*MATERIAL FOR THIS EXERCISE*
※ ※ ※

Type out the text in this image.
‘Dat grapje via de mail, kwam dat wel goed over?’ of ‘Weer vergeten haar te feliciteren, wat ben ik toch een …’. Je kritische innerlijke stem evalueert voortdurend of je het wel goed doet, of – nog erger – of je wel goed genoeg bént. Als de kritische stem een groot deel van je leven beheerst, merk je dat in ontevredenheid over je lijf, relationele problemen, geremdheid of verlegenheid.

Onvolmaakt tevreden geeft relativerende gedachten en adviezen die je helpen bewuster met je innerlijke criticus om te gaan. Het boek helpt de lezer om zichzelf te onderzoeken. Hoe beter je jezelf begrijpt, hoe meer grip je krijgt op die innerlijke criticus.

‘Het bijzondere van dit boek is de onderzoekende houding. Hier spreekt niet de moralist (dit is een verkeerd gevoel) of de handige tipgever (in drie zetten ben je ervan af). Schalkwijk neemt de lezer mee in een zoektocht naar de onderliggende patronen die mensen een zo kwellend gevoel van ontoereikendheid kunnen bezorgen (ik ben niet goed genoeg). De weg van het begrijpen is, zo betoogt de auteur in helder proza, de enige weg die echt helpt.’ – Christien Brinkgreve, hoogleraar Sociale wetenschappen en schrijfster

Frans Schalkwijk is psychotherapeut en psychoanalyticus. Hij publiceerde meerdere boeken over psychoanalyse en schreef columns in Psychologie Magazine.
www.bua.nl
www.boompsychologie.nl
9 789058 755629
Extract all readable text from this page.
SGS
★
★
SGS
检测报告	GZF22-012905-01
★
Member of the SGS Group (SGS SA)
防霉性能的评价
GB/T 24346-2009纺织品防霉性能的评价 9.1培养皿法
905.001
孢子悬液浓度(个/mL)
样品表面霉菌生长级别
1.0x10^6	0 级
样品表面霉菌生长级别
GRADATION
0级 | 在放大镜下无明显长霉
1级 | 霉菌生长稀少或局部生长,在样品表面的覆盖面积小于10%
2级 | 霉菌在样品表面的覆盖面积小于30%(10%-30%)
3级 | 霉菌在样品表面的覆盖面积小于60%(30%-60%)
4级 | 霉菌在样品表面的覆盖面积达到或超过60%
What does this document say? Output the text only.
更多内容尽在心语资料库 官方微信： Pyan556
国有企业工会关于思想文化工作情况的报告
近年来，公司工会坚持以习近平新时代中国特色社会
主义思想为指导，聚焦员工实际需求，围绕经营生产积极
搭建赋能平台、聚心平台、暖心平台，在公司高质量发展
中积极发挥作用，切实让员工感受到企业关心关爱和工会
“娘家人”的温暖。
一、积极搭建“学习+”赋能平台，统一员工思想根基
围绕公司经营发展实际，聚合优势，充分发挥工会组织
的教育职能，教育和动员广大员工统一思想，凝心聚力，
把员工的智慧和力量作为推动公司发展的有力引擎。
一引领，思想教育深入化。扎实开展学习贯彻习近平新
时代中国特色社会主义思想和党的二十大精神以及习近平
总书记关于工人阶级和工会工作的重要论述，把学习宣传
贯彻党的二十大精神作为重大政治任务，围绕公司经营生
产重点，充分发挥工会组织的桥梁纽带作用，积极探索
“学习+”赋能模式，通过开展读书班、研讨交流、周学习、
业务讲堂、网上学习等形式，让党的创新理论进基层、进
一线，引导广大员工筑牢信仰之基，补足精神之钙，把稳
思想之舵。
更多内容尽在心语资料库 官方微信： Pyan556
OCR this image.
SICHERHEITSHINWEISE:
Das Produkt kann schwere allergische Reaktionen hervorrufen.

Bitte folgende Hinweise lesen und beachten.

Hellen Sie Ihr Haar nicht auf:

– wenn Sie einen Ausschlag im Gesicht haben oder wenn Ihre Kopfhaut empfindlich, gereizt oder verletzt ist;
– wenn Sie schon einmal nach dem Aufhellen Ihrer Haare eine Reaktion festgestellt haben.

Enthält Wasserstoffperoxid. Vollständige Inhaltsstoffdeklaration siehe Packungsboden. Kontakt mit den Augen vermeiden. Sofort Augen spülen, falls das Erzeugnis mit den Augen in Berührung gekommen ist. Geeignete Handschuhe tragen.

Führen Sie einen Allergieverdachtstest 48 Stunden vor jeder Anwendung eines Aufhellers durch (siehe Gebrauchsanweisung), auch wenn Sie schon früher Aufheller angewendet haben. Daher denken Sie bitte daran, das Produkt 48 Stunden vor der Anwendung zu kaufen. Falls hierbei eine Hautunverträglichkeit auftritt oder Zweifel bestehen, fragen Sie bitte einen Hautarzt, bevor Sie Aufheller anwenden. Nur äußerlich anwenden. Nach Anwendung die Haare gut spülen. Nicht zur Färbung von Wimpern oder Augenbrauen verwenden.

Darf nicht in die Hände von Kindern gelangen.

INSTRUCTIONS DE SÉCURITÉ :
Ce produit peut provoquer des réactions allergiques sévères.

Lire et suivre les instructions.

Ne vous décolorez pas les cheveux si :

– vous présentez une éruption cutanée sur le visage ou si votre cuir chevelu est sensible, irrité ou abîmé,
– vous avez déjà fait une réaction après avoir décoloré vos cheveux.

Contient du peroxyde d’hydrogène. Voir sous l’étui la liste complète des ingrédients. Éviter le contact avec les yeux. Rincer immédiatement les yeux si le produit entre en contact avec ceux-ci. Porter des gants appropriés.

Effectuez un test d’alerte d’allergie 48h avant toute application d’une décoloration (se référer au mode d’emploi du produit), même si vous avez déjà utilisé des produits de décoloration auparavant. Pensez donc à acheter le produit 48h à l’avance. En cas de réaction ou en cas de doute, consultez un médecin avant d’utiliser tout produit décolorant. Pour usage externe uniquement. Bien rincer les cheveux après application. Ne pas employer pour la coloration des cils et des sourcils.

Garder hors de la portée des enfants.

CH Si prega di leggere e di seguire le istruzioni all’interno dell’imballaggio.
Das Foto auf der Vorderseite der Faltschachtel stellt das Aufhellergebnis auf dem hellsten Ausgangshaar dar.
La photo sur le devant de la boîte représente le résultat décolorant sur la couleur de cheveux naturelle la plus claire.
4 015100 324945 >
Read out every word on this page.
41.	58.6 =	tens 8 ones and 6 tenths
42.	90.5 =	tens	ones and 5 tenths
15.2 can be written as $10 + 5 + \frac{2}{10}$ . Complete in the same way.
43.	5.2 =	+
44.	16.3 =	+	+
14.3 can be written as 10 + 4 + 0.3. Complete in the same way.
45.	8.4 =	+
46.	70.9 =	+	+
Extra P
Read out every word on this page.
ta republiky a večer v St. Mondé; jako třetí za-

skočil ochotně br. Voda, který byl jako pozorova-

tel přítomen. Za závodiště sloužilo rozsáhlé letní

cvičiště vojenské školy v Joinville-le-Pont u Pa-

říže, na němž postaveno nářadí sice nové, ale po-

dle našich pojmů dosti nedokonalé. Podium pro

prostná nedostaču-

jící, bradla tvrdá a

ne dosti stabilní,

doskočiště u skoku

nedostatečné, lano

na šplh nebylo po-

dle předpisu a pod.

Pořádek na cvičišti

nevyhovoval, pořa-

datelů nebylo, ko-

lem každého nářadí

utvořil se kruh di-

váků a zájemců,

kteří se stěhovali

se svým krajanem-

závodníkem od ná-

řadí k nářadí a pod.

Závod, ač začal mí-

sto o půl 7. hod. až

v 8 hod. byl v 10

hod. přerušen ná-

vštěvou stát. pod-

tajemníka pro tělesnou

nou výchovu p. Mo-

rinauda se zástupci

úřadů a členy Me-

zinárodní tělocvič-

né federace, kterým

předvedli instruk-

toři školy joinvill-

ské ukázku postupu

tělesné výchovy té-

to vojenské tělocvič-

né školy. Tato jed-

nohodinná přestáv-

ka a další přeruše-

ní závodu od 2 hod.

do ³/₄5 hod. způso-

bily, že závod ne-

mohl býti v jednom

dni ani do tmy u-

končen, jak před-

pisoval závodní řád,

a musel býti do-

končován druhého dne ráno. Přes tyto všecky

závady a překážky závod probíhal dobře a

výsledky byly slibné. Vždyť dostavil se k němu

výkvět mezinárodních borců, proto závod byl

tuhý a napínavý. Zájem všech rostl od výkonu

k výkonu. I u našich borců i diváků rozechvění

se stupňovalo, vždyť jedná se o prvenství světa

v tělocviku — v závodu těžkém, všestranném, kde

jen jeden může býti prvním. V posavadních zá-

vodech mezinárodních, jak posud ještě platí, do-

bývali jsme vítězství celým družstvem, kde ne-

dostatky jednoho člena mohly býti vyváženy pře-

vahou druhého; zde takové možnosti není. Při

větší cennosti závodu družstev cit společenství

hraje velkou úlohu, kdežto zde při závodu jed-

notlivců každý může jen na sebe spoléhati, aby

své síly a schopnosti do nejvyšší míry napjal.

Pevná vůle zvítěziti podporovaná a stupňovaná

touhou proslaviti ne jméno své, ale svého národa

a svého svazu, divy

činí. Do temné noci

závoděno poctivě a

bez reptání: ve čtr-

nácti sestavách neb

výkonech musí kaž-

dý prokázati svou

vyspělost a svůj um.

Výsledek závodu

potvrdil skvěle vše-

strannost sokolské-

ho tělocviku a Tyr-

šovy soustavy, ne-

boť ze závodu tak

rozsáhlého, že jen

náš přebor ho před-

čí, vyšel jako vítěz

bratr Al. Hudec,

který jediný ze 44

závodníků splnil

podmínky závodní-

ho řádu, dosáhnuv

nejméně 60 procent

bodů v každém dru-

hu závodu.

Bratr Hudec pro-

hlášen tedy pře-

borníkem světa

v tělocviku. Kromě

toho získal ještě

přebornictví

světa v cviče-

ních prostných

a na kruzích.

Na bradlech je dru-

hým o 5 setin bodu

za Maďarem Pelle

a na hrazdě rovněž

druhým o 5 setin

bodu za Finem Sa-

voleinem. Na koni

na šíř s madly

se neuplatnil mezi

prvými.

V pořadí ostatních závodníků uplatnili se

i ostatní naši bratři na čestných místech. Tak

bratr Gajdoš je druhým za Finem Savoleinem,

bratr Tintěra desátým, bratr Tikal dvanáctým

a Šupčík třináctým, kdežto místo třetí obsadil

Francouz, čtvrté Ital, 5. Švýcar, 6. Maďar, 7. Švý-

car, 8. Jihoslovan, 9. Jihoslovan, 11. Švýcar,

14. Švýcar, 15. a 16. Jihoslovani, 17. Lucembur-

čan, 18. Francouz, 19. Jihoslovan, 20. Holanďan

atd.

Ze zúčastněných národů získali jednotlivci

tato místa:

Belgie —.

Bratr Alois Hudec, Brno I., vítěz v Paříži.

※ ※ ※

*EXERCISE*
Identify each line of the material where the word "našich" shows up, and copy it.

*SOLUTION*
dle našich pojmů dosti nedokonalé. Podium pro
k výkonu. I u našich borců i diváků rozechvění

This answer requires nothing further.